Directions — "Vegetación" appears in how many lines of the entries? State only the number.

Provided data —
□ □ □ □

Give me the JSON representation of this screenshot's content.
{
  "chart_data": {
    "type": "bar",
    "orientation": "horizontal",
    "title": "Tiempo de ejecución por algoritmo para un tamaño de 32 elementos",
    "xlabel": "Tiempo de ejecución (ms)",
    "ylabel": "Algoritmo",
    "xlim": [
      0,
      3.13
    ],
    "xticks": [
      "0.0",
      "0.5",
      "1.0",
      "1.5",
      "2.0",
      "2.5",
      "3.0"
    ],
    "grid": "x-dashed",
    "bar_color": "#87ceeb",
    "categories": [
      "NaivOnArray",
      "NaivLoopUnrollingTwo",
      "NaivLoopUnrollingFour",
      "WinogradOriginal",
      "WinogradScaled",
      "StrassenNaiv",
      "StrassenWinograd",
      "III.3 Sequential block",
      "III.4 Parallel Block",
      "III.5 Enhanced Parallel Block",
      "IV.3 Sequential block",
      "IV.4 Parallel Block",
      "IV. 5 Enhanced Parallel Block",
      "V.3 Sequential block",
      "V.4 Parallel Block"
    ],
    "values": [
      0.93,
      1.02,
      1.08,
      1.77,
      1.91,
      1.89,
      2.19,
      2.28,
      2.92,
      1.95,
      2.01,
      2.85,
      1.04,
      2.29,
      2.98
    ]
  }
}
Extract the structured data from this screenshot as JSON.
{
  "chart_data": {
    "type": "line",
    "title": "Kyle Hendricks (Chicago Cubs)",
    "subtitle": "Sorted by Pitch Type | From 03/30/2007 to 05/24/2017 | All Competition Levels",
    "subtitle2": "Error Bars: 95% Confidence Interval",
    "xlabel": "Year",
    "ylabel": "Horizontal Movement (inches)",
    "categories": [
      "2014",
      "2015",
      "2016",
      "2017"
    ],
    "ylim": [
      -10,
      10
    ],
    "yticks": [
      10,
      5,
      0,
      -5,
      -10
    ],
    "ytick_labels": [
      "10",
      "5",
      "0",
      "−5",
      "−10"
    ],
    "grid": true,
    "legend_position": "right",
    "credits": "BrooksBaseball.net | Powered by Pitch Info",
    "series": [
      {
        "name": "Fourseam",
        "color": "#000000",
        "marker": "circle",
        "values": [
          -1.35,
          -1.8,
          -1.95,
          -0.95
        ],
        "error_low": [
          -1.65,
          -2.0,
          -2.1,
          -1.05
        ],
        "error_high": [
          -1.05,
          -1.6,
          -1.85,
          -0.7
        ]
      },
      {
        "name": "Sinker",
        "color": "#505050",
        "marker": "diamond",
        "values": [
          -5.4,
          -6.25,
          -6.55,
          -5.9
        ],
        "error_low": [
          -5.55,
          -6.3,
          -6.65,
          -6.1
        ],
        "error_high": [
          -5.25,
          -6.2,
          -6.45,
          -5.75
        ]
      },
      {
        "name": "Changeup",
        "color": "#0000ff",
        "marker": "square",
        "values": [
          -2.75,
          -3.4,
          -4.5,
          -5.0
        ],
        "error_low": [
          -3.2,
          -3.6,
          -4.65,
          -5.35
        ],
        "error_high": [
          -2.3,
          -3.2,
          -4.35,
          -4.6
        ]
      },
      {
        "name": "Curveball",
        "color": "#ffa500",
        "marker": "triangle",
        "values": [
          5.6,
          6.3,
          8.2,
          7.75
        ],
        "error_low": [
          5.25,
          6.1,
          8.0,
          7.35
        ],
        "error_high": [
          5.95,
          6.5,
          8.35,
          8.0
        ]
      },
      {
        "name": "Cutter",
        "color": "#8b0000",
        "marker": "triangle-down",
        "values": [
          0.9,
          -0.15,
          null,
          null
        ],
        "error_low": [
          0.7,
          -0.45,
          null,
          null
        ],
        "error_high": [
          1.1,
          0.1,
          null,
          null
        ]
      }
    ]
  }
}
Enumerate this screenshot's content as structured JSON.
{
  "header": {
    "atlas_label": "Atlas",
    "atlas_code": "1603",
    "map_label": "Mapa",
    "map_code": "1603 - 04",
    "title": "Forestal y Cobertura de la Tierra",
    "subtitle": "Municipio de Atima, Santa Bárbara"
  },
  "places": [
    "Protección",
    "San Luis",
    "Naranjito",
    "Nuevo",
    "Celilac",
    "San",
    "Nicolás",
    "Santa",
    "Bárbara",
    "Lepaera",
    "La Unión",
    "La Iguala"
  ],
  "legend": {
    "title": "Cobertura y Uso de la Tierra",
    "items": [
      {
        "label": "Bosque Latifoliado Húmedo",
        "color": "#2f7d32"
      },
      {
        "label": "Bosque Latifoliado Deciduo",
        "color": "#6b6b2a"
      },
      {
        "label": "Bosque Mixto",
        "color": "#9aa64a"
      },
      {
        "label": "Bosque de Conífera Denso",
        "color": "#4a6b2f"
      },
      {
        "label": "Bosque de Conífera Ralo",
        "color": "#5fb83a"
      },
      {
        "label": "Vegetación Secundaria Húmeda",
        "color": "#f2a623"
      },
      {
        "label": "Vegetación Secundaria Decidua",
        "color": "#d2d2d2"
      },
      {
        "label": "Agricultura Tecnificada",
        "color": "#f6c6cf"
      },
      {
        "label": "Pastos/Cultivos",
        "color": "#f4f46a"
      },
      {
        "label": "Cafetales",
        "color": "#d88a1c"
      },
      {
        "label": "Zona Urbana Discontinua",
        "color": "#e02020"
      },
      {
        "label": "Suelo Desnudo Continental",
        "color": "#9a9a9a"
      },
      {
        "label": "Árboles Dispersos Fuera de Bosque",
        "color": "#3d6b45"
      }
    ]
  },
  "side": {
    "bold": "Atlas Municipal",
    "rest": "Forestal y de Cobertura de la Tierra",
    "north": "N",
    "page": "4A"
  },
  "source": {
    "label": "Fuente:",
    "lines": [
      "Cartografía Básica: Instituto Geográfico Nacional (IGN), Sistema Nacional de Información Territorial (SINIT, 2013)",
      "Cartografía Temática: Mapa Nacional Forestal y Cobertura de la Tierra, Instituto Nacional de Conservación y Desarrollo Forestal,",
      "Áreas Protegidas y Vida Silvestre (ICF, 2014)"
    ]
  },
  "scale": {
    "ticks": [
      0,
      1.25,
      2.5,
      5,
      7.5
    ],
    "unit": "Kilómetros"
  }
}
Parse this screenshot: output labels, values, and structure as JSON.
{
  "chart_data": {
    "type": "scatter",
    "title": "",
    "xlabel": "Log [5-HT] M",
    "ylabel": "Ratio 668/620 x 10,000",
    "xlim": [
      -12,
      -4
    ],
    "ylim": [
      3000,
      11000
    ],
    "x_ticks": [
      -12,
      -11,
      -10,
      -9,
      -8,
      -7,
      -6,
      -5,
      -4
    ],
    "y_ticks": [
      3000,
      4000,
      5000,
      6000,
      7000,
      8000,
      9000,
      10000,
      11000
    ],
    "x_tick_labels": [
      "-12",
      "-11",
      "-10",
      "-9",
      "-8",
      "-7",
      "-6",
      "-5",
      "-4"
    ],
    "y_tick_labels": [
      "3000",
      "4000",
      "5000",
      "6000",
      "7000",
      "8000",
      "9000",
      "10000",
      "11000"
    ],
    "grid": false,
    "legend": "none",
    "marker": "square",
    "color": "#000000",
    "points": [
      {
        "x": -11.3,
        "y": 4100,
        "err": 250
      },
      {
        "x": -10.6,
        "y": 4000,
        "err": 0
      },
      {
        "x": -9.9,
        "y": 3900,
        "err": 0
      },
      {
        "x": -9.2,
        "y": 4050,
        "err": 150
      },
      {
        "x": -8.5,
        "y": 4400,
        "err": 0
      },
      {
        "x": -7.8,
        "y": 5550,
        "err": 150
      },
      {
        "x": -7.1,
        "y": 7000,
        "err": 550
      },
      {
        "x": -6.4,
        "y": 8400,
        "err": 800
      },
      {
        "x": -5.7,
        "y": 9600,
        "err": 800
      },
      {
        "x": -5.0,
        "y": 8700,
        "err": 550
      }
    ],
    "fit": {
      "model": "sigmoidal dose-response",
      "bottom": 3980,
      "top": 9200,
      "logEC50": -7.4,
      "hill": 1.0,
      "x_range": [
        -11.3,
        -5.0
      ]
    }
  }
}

□ □ □ □

Exercise result — 2